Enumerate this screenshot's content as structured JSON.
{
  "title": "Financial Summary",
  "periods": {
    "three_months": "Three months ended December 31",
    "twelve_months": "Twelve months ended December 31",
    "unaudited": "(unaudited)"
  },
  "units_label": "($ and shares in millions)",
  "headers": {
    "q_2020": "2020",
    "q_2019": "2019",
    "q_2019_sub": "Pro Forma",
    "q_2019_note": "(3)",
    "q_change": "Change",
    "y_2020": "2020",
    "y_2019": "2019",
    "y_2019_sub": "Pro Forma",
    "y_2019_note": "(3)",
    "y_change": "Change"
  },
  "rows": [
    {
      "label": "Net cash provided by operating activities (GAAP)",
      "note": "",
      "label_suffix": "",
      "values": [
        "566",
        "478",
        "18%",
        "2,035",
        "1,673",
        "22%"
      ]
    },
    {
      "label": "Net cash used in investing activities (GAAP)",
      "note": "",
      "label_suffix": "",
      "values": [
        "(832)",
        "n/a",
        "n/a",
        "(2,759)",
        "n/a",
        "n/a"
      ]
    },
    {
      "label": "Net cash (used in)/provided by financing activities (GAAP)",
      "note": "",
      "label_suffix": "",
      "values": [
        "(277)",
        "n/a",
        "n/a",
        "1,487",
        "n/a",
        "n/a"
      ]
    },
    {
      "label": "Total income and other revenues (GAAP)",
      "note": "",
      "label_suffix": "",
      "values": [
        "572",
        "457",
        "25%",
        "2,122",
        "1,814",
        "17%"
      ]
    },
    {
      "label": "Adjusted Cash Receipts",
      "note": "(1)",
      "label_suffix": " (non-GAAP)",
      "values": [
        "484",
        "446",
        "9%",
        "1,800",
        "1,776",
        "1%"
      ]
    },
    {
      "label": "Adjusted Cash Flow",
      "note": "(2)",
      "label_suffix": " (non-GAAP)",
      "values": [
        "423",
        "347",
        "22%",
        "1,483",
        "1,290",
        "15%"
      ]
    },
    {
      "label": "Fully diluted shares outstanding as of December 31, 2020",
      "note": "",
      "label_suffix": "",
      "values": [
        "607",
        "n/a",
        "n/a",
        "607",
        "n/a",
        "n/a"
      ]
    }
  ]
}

==================================================

» **What you will do**: Repeat the material from above exactly, word for word.

» **Problem solution**:
Enumerate this screenshot's content as structured JSON.
{
  "title": "Financial Summary",
  "periods": {
    "three_months": "Three months ended December 31",
    "twelve_months": "Twelve months ended December 31",
    "unaudited": "(unaudited)"
  },
  "units_label": "($ and shares in millions)",
  "headers": {
    "q_2020": "2020",
    "q_2019": "2019",
    "q_2019_sub": "Pro Forma",
    "q_2019_note": "(3)",
    "q_change": "Change",
    "y_2020": "2020",
    "y_2019": "2019",
    "y_2019_sub": "Pro Forma",
    "y_2019_note": "(3)",
    "y_change": "Change"
  },
  "rows": [
    {
      "label": "Net cash provided by operating activities (GAAP)",
      "note": "",
      "label_suffix": "",
      "values": [
        "566",
        "478",
        "18%",
        "2,035",
        "1,673",
        "22%"
      ]
    },
    {
      "label": "Net cash used in investing activities (GAAP)",
      "note": "",
      "label_suffix": "",
      "values": [
        "(832)",
        "n/a",
        "n/a",
        "(2,759)",
        "n/a",
        "n/a"
      ]
    },
    {
      "label": "Net cash (used in)/provided by financing activities (GAAP)",
      "note": "",
      "label_suffix": "",
      "values": [
        "(277)",
        "n/a",
        "n/a",
        "1,487",
        "n/a",
        "n/a"
      ]
    },
    {
      "label": "Total income and other revenues (GAAP)",
      "note": "",
      "label_suffix": "",
      "values": [
        "572",
        "457",
        "25%",
        "2,122",
        "1,814",
        "17%"
      ]
    },
    {
      "label": "Adjusted Cash Receipts",
      "note": "(1)",
      "label_suffix": " (non-GAAP)",
      "values": [
        "484",
        "446",
        "9%",
        "1,800",
        "1,776",
        "1%"
      ]
    },
    {
      "label": "Adjusted Cash Flow",
      "note": "(2)",
      "label_suffix": " (non-GAAP)",
      "values": [
        "423",
        "347",
        "22%",
        "1,483",
        "1,290",
        "15%"
      ]
    },
    {
      "label": "Fully diluted shares outstanding as of December 31, 2020",
      "note": "",
      "label_suffix": "",
      "values": [
        "607",
        "n/a",
        "n/a",
        "607",
        "n/a",
        "n/a"
      ]
    }
  ]
}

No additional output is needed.